Task description
Copy out the listing exactly.

The input
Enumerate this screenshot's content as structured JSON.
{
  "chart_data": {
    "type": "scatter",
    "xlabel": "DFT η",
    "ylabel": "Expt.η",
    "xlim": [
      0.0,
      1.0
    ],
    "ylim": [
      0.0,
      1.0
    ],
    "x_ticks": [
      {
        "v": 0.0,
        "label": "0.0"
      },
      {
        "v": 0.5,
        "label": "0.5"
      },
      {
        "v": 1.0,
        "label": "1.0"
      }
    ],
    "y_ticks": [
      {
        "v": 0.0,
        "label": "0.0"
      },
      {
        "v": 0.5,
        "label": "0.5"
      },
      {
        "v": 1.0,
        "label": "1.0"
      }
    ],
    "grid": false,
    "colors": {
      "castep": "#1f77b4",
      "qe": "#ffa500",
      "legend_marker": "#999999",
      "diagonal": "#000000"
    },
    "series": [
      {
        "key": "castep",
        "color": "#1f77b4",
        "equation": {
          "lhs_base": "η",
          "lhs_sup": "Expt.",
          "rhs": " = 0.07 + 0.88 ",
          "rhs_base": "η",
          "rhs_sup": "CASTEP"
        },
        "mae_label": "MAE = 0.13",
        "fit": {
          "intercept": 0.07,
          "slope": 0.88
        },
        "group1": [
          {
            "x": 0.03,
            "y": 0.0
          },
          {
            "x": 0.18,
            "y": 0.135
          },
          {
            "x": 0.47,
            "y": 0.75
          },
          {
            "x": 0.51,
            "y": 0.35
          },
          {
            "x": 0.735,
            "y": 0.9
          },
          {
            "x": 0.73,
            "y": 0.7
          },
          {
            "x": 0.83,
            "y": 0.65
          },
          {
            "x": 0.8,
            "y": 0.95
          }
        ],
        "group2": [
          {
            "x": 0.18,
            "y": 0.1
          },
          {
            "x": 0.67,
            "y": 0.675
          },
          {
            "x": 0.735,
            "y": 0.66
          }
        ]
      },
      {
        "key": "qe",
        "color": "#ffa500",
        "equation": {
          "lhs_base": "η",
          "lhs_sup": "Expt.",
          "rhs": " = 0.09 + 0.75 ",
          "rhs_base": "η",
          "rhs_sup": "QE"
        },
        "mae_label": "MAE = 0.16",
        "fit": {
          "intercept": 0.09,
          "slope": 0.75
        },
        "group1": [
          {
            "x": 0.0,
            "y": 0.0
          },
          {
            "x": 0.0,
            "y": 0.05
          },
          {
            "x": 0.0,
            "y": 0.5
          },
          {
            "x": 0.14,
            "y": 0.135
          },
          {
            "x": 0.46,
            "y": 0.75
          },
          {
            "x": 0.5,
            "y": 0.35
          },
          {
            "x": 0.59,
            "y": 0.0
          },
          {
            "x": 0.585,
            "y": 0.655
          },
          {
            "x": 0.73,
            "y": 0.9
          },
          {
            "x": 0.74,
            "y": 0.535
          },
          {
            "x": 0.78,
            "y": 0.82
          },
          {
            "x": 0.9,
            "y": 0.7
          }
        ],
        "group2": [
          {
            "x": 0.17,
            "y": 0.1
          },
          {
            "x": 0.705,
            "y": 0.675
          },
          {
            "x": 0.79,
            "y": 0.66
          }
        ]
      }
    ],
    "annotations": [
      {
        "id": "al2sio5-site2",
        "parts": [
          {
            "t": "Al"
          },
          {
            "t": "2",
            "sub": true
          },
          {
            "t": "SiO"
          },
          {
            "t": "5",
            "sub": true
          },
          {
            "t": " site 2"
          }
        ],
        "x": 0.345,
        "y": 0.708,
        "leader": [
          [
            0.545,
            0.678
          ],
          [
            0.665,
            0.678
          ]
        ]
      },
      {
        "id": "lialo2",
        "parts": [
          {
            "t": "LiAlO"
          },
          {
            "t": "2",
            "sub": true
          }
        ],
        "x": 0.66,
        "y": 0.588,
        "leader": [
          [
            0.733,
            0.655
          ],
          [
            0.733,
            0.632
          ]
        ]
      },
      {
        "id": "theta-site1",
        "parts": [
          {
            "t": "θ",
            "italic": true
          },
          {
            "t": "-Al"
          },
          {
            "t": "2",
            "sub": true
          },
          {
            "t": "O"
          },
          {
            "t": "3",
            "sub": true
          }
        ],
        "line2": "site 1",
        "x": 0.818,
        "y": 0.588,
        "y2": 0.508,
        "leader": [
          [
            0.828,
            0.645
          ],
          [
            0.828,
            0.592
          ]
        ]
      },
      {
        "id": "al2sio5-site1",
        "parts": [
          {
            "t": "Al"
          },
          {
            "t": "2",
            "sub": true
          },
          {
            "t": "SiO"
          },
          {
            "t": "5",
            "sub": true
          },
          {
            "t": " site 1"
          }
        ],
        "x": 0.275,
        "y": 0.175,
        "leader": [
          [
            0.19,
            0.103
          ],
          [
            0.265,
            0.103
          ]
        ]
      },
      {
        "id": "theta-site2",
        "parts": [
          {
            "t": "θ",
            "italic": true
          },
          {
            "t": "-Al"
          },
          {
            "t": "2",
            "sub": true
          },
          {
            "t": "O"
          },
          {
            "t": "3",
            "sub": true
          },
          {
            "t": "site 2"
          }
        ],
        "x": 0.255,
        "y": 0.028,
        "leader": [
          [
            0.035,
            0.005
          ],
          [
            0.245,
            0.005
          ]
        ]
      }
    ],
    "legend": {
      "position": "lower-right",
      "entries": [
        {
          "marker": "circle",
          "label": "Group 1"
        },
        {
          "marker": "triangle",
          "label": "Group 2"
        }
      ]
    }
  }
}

Result for this exercise
Enumerate this screenshot's content as structured JSON.
{
  "chart_data": {
    "type": "scatter",
    "xlabel": "DFT η",
    "ylabel": "Expt.η",
    "xlim": [
      0.0,
      1.0
    ],
    "ylim": [
      0.0,
      1.0
    ],
    "x_ticks": [
      {
        "v": 0.0,
        "label": "0.0"
      },
      {
        "v": 0.5,
        "label": "0.5"
      },
      {
        "v": 1.0,
        "label": "1.0"
      }
    ],
    "y_ticks": [
      {
        "v": 0.0,
        "label": "0.0"
      },
      {
        "v": 0.5,
        "label": "0.5"
      },
      {
        "v": 1.0,
        "label": "1.0"
      }
    ],
    "grid": false,
    "colors": {
      "castep": "#1f77b4",
      "qe": "#ffa500",
      "legend_marker": "#999999",
      "diagonal": "#000000"
    },
    "series": [
      {
        "key": "castep",
        "color": "#1f77b4",
        "equation": {
          "lhs_base": "η",
          "lhs_sup": "Expt.",
          "rhs": " = 0.07 + 0.88 ",
          "rhs_base": "η",
          "rhs_sup": "CASTEP"
        },
        "mae_label": "MAE = 0.13",
        "fit": {
          "intercept": 0.07,
          "slope": 0.88
        },
        "group1": [
          {
            "x": 0.03,
            "y": 0.0
          },
          {
            "x": 0.18,
            "y": 0.135
          },
          {
            "x": 0.47,
            "y": 0.75
          },
          {
            "x": 0.51,
            "y": 0.35
          },
          {
            "x": 0.735,
            "y": 0.9
          },
          {
            "x": 0.73,
            "y": 0.7
          },
          {
            "x": 0.83,
            "y": 0.65
          },
          {
            "x": 0.8,
            "y": 0.95
          }
        ],
        "group2": [
          {
            "x": 0.18,
            "y": 0.1
          },
          {
            "x": 0.67,
            "y": 0.675
          },
          {
            "x": 0.735,
            "y": 0.66
          }
        ]
      },
      {
        "key": "qe",
        "color": "#ffa500",
        "equation": {
          "lhs_base": "η",
          "lhs_sup": "Expt.",
          "rhs": " = 0.09 + 0.75 ",
          "rhs_base": "η",
          "rhs_sup": "QE"
        },
        "mae_label": "MAE = 0.16",
        "fit": {
          "intercept": 0.09,
          "slope": 0.75
        },
        "group1": [
          {
            "x": 0.0,
            "y": 0.0
          },
          {
            "x": 0.0,
            "y": 0.05
          },
          {
            "x": 0.0,
            "y": 0.5
          },
          {
            "x": 0.14,
            "y": 0.135
          },
          {
            "x": 0.46,
            "y": 0.75
          },
          {
            "x": 0.5,
            "y": 0.35
          },
          {
            "x": 0.59,
            "y": 0.0
          },
          {
            "x": 0.585,
            "y": 0.655
          },
          {
            "x": 0.73,
            "y": 0.9
          },
          {
            "x": 0.74,
            "y": 0.535
          },
          {
            "x": 0.78,
            "y": 0.82
          },
          {
            "x": 0.9,
            "y": 0.7
          }
        ],
        "group2": [
          {
            "x": 0.17,
            "y": 0.1
          },
          {
            "x": 0.705,
            "y": 0.675
          },
          {
            "x": 0.79,
            "y": 0.66
          }
        ]
      }
    ],
    "annotations": [
      {
        "id": "al2sio5-site2",
        "parts": [
          {
            "t": "Al"
          },
          {
            "t": "2",
            "sub": true
          },
          {
            "t": "SiO"
          },
          {
            "t": "5",
            "sub": true
          },
          {
            "t": " site 2"
          }
        ],
        "x": 0.345,
        "y": 0.708,
        "leader": [
          [
            0.545,
            0.678
          ],
          [
            0.665,
            0.678
          ]
        ]
      },
      {
        "id": "lialo2",
        "parts": [
          {
            "t": "LiAlO"
          },
          {
            "t": "2",
            "sub": true
          }
        ],
        "x": 0.66,
        "y": 0.588,
        "leader": [
          [
            0.733,
            0.655
          ],
          [
            0.733,
            0.632
          ]
        ]
      },
      {
        "id": "theta-site1",
        "parts": [
          {
            "t": "θ",
            "italic": true
          },
          {
            "t": "-Al"
          },
          {
            "t": "2",
            "sub": true
          },
          {
            "t": "O"
          },
          {
            "t": "3",
            "sub": true
          }
        ],
        "line2": "site 1",
        "x": 0.818,
        "y": 0.588,
        "y2": 0.508,
        "leader": [
          [
            0.828,
            0.645
          ],
          [
            0.828,
            0.592
          ]
        ]
      },
      {
        "id": "al2sio5-site1",
        "parts": [
          {
            "t": "Al"
          },
          {
            "t": "2",
            "sub": true
          },
          {
            "t": "SiO"
          },
          {
            "t": "5",
            "sub": true
          },
          {
            "t": " site 1"
          }
        ],
        "x": 0.275,
        "y": 0.175,
        "leader": [
          [
            0.19,
            0.103
          ],
          [
            0.265,
            0.103
          ]
        ]
      },
      {
        "id": "theta-site2",
        "parts": [
          {
            "t": "θ",
            "italic": true
          },
          {
            "t": "-Al"
          },
          {
            "t": "2",
            "sub": true
          },
          {
            "t": "O"
          },
          {
            "t": "3",
            "sub": true
          },
          {
            "t": "site 2"
          }
        ],
        "x": 0.255,
        "y": 0.028,
        "leader": [
          [
            0.035,
            0.005
          ],
          [
            0.245,
            0.005
          ]
        ]
      }
    ],
    "legend": {
      "position": "lower-right",
      "entries": [
        {
          "marker": "circle",
          "label": "Group 1"
        },
        {
          "marker": "triangle",
          "label": "Group 2"
        }
      ]
    }
  }
}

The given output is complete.